(WORK INSTRUCTIONS) Quote every entry word for word.

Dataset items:
_____
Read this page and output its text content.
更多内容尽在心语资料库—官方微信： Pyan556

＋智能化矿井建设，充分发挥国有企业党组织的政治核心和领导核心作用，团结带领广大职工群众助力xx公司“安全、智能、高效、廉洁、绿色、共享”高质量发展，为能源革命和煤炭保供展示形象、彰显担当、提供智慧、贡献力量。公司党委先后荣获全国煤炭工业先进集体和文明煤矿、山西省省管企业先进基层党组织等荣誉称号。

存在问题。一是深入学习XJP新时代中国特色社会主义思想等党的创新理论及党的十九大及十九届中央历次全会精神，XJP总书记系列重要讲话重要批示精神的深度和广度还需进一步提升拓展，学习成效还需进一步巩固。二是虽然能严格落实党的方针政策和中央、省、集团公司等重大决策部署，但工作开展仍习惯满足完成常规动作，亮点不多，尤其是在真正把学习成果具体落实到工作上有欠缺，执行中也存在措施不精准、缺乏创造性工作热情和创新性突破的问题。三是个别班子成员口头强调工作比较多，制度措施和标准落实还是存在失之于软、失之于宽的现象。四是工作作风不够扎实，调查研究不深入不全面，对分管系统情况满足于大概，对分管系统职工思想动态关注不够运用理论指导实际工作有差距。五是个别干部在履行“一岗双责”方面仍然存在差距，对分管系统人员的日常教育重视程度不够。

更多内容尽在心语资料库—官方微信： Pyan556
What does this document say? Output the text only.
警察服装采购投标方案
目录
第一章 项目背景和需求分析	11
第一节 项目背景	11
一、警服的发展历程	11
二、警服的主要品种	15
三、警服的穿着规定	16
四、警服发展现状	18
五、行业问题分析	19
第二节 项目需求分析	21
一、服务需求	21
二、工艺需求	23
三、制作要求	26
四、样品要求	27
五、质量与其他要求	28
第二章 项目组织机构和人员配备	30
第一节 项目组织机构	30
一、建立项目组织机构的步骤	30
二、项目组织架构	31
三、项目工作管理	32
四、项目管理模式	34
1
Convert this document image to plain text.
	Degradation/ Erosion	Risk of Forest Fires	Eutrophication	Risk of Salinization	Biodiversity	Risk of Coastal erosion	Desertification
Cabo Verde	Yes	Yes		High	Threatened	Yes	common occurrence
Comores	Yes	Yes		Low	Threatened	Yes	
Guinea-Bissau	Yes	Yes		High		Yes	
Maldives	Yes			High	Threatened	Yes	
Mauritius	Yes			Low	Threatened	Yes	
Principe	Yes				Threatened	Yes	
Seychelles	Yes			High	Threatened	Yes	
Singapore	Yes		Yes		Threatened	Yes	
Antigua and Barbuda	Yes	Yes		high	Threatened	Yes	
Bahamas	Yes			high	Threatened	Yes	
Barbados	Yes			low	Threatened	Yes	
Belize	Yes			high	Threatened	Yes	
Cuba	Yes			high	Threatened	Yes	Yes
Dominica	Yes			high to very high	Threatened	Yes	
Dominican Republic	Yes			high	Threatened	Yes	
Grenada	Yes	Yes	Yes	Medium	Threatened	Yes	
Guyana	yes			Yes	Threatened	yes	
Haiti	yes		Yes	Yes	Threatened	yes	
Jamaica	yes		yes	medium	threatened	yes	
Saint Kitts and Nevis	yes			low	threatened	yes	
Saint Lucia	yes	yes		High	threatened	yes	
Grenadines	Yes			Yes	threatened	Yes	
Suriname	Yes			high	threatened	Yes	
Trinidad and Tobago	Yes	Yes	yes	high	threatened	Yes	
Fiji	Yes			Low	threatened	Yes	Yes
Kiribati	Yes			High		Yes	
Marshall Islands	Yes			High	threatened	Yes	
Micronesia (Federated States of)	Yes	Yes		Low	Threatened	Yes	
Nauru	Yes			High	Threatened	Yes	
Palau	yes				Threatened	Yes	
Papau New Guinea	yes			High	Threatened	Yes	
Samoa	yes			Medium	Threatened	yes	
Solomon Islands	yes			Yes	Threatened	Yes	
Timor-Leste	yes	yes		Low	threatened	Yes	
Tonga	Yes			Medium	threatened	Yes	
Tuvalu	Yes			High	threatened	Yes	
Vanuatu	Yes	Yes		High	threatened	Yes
_____
(COMPLETED EXERCISE)
Read this page and output its text content.
更多内容尽在心语资料库—官方微信： Pyan556

＋智能化矿井建设，充分发挥国有企业党组织的政治核心和领导核心作用，团结带领广大职工群众助力xx公司“安全、智能、高效、廉洁、绿色、共享”高质量发展，为能源革命和煤炭保供展示形象、彰显担当、提供智慧、贡献力量。公司党委先后荣获全国煤炭工业先进集体和文明煤矿、山西省省管企业先进基层党组织等荣誉称号。

存在问题。一是深入学习XJP新时代中国特色社会主义思想等党的创新理论及党的十九大及十九届中央历次全会精神，XJP总书记系列重要讲话重要批示精神的深度和广度还需进一步提升拓展，学习成效还需进一步巩固。二是虽然能严格落实党的方针政策和中央、省、集团公司等重大决策部署，但工作开展仍习惯满足完成常规动作，亮点不多，尤其是在真正把学习成果具体落实到工作上有欠缺，执行中也存在措施不精准、缺乏创造性工作热情和创新性突破的问题。三是个别班子成员口头强调工作比较多，制度措施和标准落实还是存在失之于软、失之于宽的现象。四是工作作风不够扎实，调查研究不深入不全面，对分管系统情况满足于大概，对分管系统职工思想动态关注不够运用理论指导实际工作有差距。五是个别干部在履行“一岗双责”方面仍然存在差距，对分管系统人员的日常教育重视程度不够。

更多内容尽在心语资料库—官方微信： Pyan556
What does this document say? Output the text only.
警察服装采购投标方案
目录
第一章 项目背景和需求分析	11
第一节 项目背景	11
一、警服的发展历程	11
二、警服的主要品种	15
三、警服的穿着规定	16
四、警服发展现状	18
五、行业问题分析	19
第二节 项目需求分析	21
一、服务需求	21
二、工艺需求	23
三、制作要求	26
四、样品要求	27
五、质量与其他要求	28
第二章 项目组织机构和人员配备	30
第一节 项目组织机构	30
一、建立项目组织机构的步骤	30
二、项目组织架构	31
三、项目工作管理	32
四、项目管理模式	34
1
Convert this document image to plain text.
	Degradation/ Erosion	Risk of Forest Fires	Eutrophication	Risk of Salinization	Biodiversity	Risk of Coastal erosion	Desertification
Cabo Verde	Yes	Yes		High	Threatened	Yes	common occurrence
Comores	Yes	Yes		Low	Threatened	Yes	
Guinea-Bissau	Yes	Yes		High		Yes	
Maldives	Yes			High	Threatened	Yes	
Mauritius	Yes			Low	Threatened	Yes	
Principe	Yes				Threatened	Yes	
Seychelles	Yes			High	Threatened	Yes	
Singapore	Yes		Yes		Threatened	Yes	
Antigua and Barbuda	Yes	Yes		high	Threatened	Yes	
Bahamas	Yes			high	Threatened	Yes	
Barbados	Yes			low	Threatened	Yes	
Belize	Yes			high	Threatened	Yes	
Cuba	Yes			high	Threatened	Yes	Yes
Dominica	Yes			high to very high	Threatened	Yes	
Dominican Republic	Yes			high	Threatened	Yes	
Grenada	Yes	Yes	Yes	Medium	Threatened	Yes	
Guyana	yes			Yes	Threatened	yes	
Haiti	yes		Yes	Yes	Threatened	yes	
Jamaica	yes		yes	medium	threatened	yes	
Saint Kitts and Nevis	yes			low	threatened	yes	
Saint Lucia	yes	yes		High	threatened	yes	
Grenadines	Yes			Yes	threatened	Yes	
Suriname	Yes			high	threatened	Yes	
Trinidad and Tobago	Yes	Yes	yes	high	threatened	Yes	
Fiji	Yes			Low	threatened	Yes	Yes
Kiribati	Yes			High		Yes	
Marshall Islands	Yes			High	threatened	Yes	
Micronesia (Federated States of)	Yes	Yes		Low	Threatened	Yes	
Nauru	Yes			High	Threatened	Yes	
Palau	yes				Threatened	Yes	
Papau New Guinea	yes			High	Threatened	Yes	
Samoa	yes			Medium	Threatened	yes	
Solomon Islands	yes			Yes	Threatened	Yes	
Timor-Leste	yes	yes		Low	threatened	Yes	
Tonga	Yes			Medium	threatened	Yes	
Tuvalu	Yes			High	threatened	Yes	
Vanuatu	Yes	Yes		High	threatened	Yes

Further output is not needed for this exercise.